Dataset excerpts:

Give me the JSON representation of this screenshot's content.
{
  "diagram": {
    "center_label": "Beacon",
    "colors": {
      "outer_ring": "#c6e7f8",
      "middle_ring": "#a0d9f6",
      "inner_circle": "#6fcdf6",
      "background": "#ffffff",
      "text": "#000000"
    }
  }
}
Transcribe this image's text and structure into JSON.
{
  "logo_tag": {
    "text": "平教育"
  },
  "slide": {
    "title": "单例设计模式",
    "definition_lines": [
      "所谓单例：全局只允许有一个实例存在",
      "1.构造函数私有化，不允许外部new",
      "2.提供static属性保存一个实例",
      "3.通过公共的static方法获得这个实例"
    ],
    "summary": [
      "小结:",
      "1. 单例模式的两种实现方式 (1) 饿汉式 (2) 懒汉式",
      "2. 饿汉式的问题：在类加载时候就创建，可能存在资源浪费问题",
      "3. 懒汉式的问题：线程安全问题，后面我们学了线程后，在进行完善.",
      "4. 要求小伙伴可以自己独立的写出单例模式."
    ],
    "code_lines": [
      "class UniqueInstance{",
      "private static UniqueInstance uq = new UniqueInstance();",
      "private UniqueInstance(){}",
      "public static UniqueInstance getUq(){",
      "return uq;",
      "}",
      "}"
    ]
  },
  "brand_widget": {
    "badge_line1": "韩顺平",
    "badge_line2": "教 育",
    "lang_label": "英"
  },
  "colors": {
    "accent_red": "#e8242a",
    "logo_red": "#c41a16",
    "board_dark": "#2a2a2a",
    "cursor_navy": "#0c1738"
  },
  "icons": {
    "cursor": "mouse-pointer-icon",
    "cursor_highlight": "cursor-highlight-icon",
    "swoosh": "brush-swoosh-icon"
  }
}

What is expected: Copy out every line of the data above, exactly as given.

Expected answer:
Give me the JSON representation of this screenshot's content.
{
  "diagram": {
    "center_label": "Beacon",
    "colors": {
      "outer_ring": "#c6e7f8",
      "middle_ring": "#a0d9f6",
      "inner_circle": "#6fcdf6",
      "background": "#ffffff",
      "text": "#000000"
    }
  }
}
Transcribe this image's text and structure into JSON.
{
  "logo_tag": {
    "text": "平教育"
  },
  "slide": {
    "title": "单例设计模式",
    "definition_lines": [
      "所谓单例：全局只允许有一个实例存在",
      "1.构造函数私有化，不允许外部new",
      "2.提供static属性保存一个实例",
      "3.通过公共的static方法获得这个实例"
    ],
    "summary": [
      "小结:",
      "1. 单例模式的两种实现方式 (1) 饿汉式 (2) 懒汉式",
      "2. 饿汉式的问题：在类加载时候就创建，可能存在资源浪费问题",
      "3. 懒汉式的问题：线程安全问题，后面我们学了线程后，在进行完善.",
      "4. 要求小伙伴可以自己独立的写出单例模式."
    ],
    "code_lines": [
      "class UniqueInstance{",
      "private static UniqueInstance uq = new UniqueInstance();",
      "private UniqueInstance(){}",
      "public static UniqueInstance getUq(){",
      "return uq;",
      "}",
      "}"
    ]
  },
  "brand_widget": {
    "badge_line1": "韩顺平",
    "badge_line2": "教 育",
    "lang_label": "英"
  },
  "colors": {
    "accent_red": "#e8242a",
    "logo_red": "#c41a16",
    "board_dark": "#2a2a2a",
    "cursor_navy": "#0c1738"
  },
  "icons": {
    "cursor": "mouse-pointer-icon",
    "cursor_highlight": "cursor-highlight-icon",
    "swoosh": "brush-swoosh-icon"
  }
}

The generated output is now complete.